──────── TASK INPUT
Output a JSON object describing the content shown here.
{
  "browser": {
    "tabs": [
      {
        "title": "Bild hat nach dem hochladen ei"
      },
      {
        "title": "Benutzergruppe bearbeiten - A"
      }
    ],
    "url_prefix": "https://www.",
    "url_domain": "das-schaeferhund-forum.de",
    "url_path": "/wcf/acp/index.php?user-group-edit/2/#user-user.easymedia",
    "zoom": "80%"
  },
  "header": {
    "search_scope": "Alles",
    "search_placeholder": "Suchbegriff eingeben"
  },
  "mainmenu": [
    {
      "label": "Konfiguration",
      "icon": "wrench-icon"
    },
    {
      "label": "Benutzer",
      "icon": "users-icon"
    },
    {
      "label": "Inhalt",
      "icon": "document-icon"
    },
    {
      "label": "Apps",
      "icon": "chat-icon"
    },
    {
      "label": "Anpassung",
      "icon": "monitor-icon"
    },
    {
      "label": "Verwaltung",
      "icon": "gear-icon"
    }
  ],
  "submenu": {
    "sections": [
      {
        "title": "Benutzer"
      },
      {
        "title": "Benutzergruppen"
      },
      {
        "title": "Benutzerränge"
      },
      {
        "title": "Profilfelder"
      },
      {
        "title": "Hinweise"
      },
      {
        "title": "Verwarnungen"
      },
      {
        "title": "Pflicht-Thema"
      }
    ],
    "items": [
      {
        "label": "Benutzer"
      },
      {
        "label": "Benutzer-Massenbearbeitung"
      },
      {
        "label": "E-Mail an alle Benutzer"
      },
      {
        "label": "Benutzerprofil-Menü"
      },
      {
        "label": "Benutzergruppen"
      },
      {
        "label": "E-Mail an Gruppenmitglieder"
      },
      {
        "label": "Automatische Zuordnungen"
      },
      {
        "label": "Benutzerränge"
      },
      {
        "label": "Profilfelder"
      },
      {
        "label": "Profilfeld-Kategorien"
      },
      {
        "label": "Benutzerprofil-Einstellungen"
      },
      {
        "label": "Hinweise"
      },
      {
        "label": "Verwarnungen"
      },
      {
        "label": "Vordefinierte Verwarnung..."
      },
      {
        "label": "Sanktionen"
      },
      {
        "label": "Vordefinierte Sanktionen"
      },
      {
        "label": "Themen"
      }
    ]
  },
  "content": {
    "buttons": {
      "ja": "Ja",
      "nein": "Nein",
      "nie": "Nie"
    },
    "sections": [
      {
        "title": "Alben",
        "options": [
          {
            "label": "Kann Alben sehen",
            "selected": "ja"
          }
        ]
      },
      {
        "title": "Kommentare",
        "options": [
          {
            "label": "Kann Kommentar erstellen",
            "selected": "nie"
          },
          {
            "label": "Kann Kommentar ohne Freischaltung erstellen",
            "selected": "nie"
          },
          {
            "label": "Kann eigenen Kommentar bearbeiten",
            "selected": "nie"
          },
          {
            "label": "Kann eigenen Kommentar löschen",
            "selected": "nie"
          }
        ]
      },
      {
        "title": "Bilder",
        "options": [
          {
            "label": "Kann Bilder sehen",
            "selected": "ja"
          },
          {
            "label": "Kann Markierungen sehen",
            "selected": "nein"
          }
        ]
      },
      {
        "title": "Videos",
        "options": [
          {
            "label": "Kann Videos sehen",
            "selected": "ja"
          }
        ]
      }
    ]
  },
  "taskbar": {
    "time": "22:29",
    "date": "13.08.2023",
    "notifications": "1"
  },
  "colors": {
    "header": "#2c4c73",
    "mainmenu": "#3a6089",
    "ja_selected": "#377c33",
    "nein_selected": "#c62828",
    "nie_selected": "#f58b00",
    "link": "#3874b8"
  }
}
────────────────
(WHAT YOU NEED TO DO):
Show, from the material above, each line that includes the string "Profilfelder".

(SOLUTION TO THIS TASK):
        "title": "Profilfelder"
        "label": "Profilfelder"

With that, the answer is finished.